### [Written task]
Search the data for the string "letter" and gather each line it is in.

[Data items]
++++++++
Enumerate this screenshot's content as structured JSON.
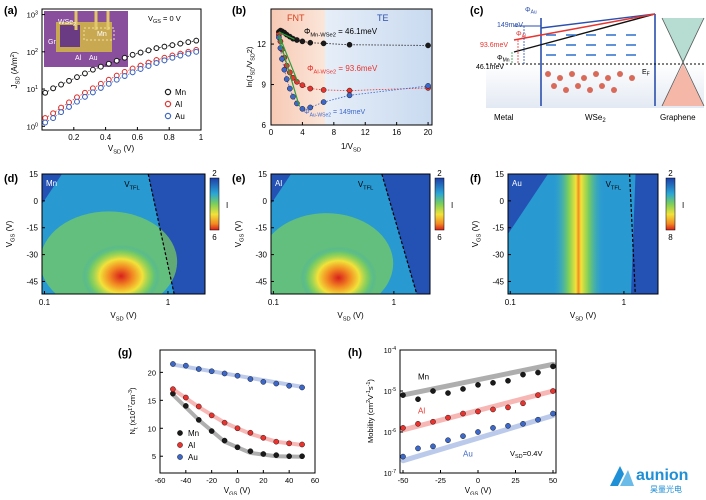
{
  "panels": {
    "a": {
      "letter": "(a)",
      "annotation": "V",
      "annotation_sub": "GS",
      "annotation_tail": " = 0 V",
      "inset_labels": {
        "wse2": "WSe",
        "wse2_sub": "2",
        "mn": "Mn",
        "gr": "Gr",
        "al": "Al",
        "au": "Au"
      }
    },
    "b": {
      "letter": "(b)",
      "region_fnt": "FNT",
      "region_te": "TE"
    },
    "c": {
      "letter": "(c)",
      "phi_au_label": "Φ",
      "phi_au_sub": "Au",
      "phi_au_val": "149meV",
      "phi_al_label": "Φ",
      "phi_al_sub": "Al",
      "phi_al_val": "93.6meV",
      "phi_mn_label": "Φ",
      "phi_mn_sub": "Mn",
      "phi_mn_val": "46.1meV",
      "ef": "E",
      "ef_sub": "F",
      "metal": "Metal",
      "wse2": "WSe",
      "wse2_sub": "2",
      "graphene": "Graphene"
    },
    "d": {
      "letter": "(d)",
      "metal": "Mn",
      "vtfl": "V",
      "vtfl_sub": "TFL",
      "cb_max": "2",
      "cb_min": "6",
      "cb_label": "I"
    },
    "e": {
      "letter": "(e)",
      "metal": "Al",
      "vtfl": "V",
      "vtfl_sub": "TFL",
      "cb_max": "2",
      "cb_min": "6",
      "cb_label": "I"
    },
    "f": {
      "letter": "(f)",
      "metal": "Au",
      "vtfl": "V",
      "vtfl_sub": "TFL",
      "cb_max": "2",
      "cb_min": "8",
      "cb_label": "I"
    },
    "g": {
      "letter": "(g)"
    },
    "h": {
      "letter": "(h)",
      "annotation": "V",
      "annotation_sub": "SD",
      "annotation_tail": "=0.4V"
    }
  },
  "brand": {
    "name": "aunion",
    "subtitle": "昊量光电",
    "color": "#1f8fd6"
  },
  "colors": {
    "Mn": "#1a1a1a",
    "Al": "#e8332e",
    "Au": "#3e68c8"
  },
  "chart_data": [
    {
      "panel": "a",
      "type": "scatter",
      "xscale": "linear",
      "yscale": "log",
      "xlabel": "V",
      "xlabel_sub": "SD",
      "xlabel_tail": " (V)",
      "ylabel": "J",
      "ylabel_sub": "SD",
      "ylabel_tail": " (A/m",
      "ylabel_sup": "2",
      "ylabel_end": ")",
      "xlim": [
        0,
        1
      ],
      "ylim_exp": [
        -0.1,
        3.15
      ],
      "xticks": [
        0.2,
        0.4,
        0.6,
        0.8,
        1
      ],
      "yticks_exp": [
        0,
        1,
        2,
        3
      ],
      "series": [
        {
          "name": "Mn",
          "x": [
            0.02,
            0.07,
            0.12,
            0.17,
            0.22,
            0.27,
            0.32,
            0.37,
            0.42,
            0.47,
            0.52,
            0.57,
            0.62,
            0.67,
            0.72,
            0.77,
            0.82,
            0.87,
            0.92,
            0.97
          ],
          "log10y": [
            0.9,
            1.02,
            1.12,
            1.22,
            1.32,
            1.42,
            1.52,
            1.6,
            1.68,
            1.76,
            1.84,
            1.92,
            1.98,
            2.04,
            2.1,
            2.14,
            2.18,
            2.22,
            2.26,
            2.3
          ]
        },
        {
          "name": "Al",
          "x": [
            0.02,
            0.07,
            0.12,
            0.17,
            0.22,
            0.27,
            0.32,
            0.37,
            0.42,
            0.47,
            0.52,
            0.57,
            0.62,
            0.67,
            0.72,
            0.77,
            0.82,
            0.87,
            0.92,
            0.97
          ],
          "log10y": [
            0.22,
            0.35,
            0.5,
            0.64,
            0.78,
            0.9,
            1.02,
            1.14,
            1.25,
            1.36,
            1.46,
            1.55,
            1.63,
            1.71,
            1.78,
            1.84,
            1.9,
            1.95,
            2.0,
            2.05
          ]
        },
        {
          "name": "Au",
          "x": [
            0.02,
            0.07,
            0.12,
            0.17,
            0.22,
            0.27,
            0.32,
            0.37,
            0.42,
            0.47,
            0.52,
            0.57,
            0.62,
            0.67,
            0.72,
            0.77,
            0.82,
            0.87,
            0.92,
            0.97
          ],
          "log10y": [
            0.1,
            0.22,
            0.38,
            0.52,
            0.66,
            0.79,
            0.91,
            1.03,
            1.14,
            1.25,
            1.35,
            1.45,
            1.54,
            1.62,
            1.7,
            1.77,
            1.84,
            1.9,
            1.95,
            2.0
          ]
        }
      ],
      "legend": "right"
    },
    {
      "panel": "b",
      "type": "scatter",
      "xlabel": "1/V",
      "xlabel_sub": "SD",
      "ylabel": "ln(J",
      "ylabel_sub": "SD",
      "ylabel_tail": "/V",
      "ylabel_sub2": "SD",
      "ylabel_sup": "2",
      "ylabel_end": ")",
      "xlim": [
        0,
        20.5
      ],
      "ylim": [
        6,
        14.6
      ],
      "xticks": [
        0,
        4,
        8,
        12,
        16,
        20
      ],
      "yticks": [
        6,
        9,
        12
      ],
      "series": [
        {
          "name": "Mn",
          "x": [
            1.0,
            1.2,
            1.4,
            1.7,
            2.0,
            2.4,
            2.8,
            3.3,
            4.0,
            5.0,
            6.7,
            10,
            20
          ],
          "y": [
            12.9,
            13.0,
            12.95,
            12.85,
            12.7,
            12.55,
            12.4,
            12.3,
            12.2,
            12.1,
            12.05,
            11.95,
            11.9
          ],
          "label": "Φ",
          "label_sub": "Mn-WSe2",
          "label_val": " = 46.1meV"
        },
        {
          "name": "Al",
          "x": [
            1.0,
            1.2,
            1.4,
            1.7,
            2.0,
            2.4,
            2.8,
            3.3,
            4.0,
            5.0,
            6.7,
            10,
            20
          ],
          "y": [
            12.7,
            12.2,
            11.6,
            11.0,
            10.4,
            9.9,
            9.5,
            9.2,
            8.95,
            8.7,
            8.6,
            8.55,
            8.75
          ],
          "label": "Φ",
          "label_sub": "Al-WSe2",
          "label_val": " = 93.6meV"
        },
        {
          "name": "Au",
          "x": [
            1.0,
            1.2,
            1.4,
            1.7,
            2.0,
            2.4,
            2.8,
            3.3,
            4.0,
            5.0,
            6.7,
            10,
            20
          ],
          "y": [
            12.5,
            11.7,
            10.9,
            10.1,
            9.4,
            8.7,
            8.1,
            7.6,
            7.2,
            7.3,
            7.7,
            8.2,
            8.9
          ],
          "label": "Φ",
          "label_sub": "Au-WSe2",
          "label_val": " = 149meV"
        }
      ]
    },
    {
      "panel": "d",
      "type": "heatmap",
      "metal": "Mn",
      "xlabel": "V",
      "xlabel_sub": "SD",
      "xlabel_tail": " (V)",
      "ylabel": "V",
      "ylabel_sub": "GS",
      "ylabel_tail": " (V)",
      "xticks": [
        "0.1",
        "1"
      ],
      "yticks": [
        15,
        0,
        -15,
        -30,
        -45
      ],
      "ylim": [
        -52,
        15
      ],
      "xlim_log10": [
        -1.02,
        0.3
      ],
      "hot": {
        "log10x": -0.38,
        "y": -42
      },
      "vtfl_line": [
        [
          -0.16,
          15
        ],
        [
          0.05,
          -52
        ]
      ]
    },
    {
      "panel": "e",
      "type": "heatmap",
      "metal": "Al",
      "xlabel": "V",
      "xlabel_sub": "SD",
      "xlabel_tail": " (V)",
      "ylabel": "V",
      "ylabel_sub": "GS",
      "ylabel_tail": " (V)",
      "xticks": [
        "0.1",
        "1"
      ],
      "yticks": [
        15,
        0,
        -15,
        -30,
        -45
      ],
      "ylim": [
        -52,
        15
      ],
      "xlim_log10": [
        -1.02,
        0.3
      ],
      "hot": {
        "log10x": -0.46,
        "y": -43
      },
      "vtfl_line": [
        [
          -0.1,
          15
        ],
        [
          0.19,
          -52
        ]
      ]
    },
    {
      "panel": "f",
      "type": "heatmap",
      "metal": "Au",
      "xlabel": "V",
      "xlabel_sub": "SD",
      "xlabel_tail": " (V)",
      "ylabel": "V",
      "ylabel_sub": "GS",
      "ylabel_tail": " (V)",
      "xticks": [
        "0.1",
        "1"
      ],
      "yticks": [
        15,
        0,
        -15,
        -30,
        -45
      ],
      "ylim": [
        -52,
        15
      ],
      "xlim_log10": [
        -1.02,
        0.3
      ],
      "hot": {
        "log10x": -0.4,
        "y": -10
      },
      "vtfl_line": [
        [
          0.05,
          15
        ],
        [
          0.1,
          -52
        ]
      ]
    },
    {
      "panel": "g",
      "type": "scatter",
      "xlabel": "V",
      "xlabel_sub": "GS",
      "xlabel_tail": " (V)",
      "ylabel": "N",
      "ylabel_sub": "t",
      "ylabel_tail": " (x10",
      "ylabel_sup": "17",
      "ylabel_mid": "cm",
      "ylabel_sup2": "-3",
      "ylabel_end": ")",
      "xlim": [
        -60,
        60
      ],
      "ylim": [
        2,
        24
      ],
      "xticks": [
        -60,
        -40,
        -20,
        0,
        20,
        40,
        60
      ],
      "yticks": [
        5,
        10,
        15,
        20
      ],
      "series": [
        {
          "name": "Mn",
          "x": [
            -50,
            -40,
            -30,
            -20,
            -10,
            0,
            10,
            20,
            30,
            40,
            50
          ],
          "y": [
            16.2,
            14.0,
            11.5,
            9.5,
            7.8,
            6.6,
            5.9,
            5.4,
            5.2,
            5.0,
            5.0
          ]
        },
        {
          "name": "Al",
          "x": [
            -50,
            -40,
            -30,
            -20,
            -10,
            0,
            10,
            20,
            30,
            40,
            50
          ],
          "y": [
            17.0,
            15.5,
            13.9,
            12.3,
            11.0,
            10.0,
            9.2,
            8.3,
            7.6,
            7.3,
            7.1
          ]
        },
        {
          "name": "Au",
          "x": [
            -50,
            -40,
            -30,
            -20,
            -10,
            0,
            10,
            20,
            30,
            40,
            50
          ],
          "y": [
            21.5,
            21.2,
            20.6,
            20.2,
            19.8,
            19.4,
            18.8,
            18.3,
            18.0,
            17.6,
            17.3
          ]
        }
      ],
      "legend": "bottom-left"
    },
    {
      "panel": "h",
      "type": "scatter",
      "yscale": "log",
      "xlabel": "V",
      "xlabel_sub": "GS",
      "xlabel_tail": " (V)",
      "ylabel": "Mobility (cm",
      "ylabel_sup": "2",
      "ylabel_mid": "V",
      "ylabel_sup2": "-1",
      "ylabel_mid2": "s",
      "ylabel_sup3": "-1",
      "ylabel_end": ")",
      "xlim": [
        -52,
        52
      ],
      "ylim_exp": [
        -7,
        -4
      ],
      "xticks": [
        -50,
        -25,
        0,
        25,
        50
      ],
      "yticks_exp": [
        -7,
        -6,
        -5,
        -4
      ],
      "series": [
        {
          "name": "Mn",
          "x": [
            -50,
            -40,
            -30,
            -20,
            -10,
            0,
            10,
            20,
            30,
            40,
            50
          ],
          "log10y": [
            -5.1,
            -5.2,
            -5.0,
            -5.05,
            -4.95,
            -4.85,
            -4.8,
            -4.75,
            -4.6,
            -4.55,
            -4.4
          ]
        },
        {
          "name": "Al",
          "x": [
            -50,
            -40,
            -30,
            -20,
            -10,
            0,
            10,
            20,
            30,
            40,
            50
          ],
          "log10y": [
            -5.9,
            -5.8,
            -5.75,
            -5.65,
            -5.55,
            -5.5,
            -5.45,
            -5.4,
            -5.3,
            -5.1,
            -5.0
          ]
        },
        {
          "name": "Au",
          "x": [
            -50,
            -40,
            -30,
            -20,
            -10,
            0,
            10,
            20,
            30,
            40,
            50
          ],
          "log10y": [
            -6.6,
            -6.4,
            -6.35,
            -6.2,
            -6.1,
            -6.0,
            -5.9,
            -5.85,
            -5.8,
            -5.7,
            -5.55
          ]
        }
      ]
    }
  ]
}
++++++++
### [Solution to the exercise]
      "letter": "(a)",
      "letter": "(b)",
      "letter": "(c)",
      "letter": "(d)",
      "letter": "(e)",
      "letter": "(f)",
      "letter": "(g)"
      "letter": "(h)",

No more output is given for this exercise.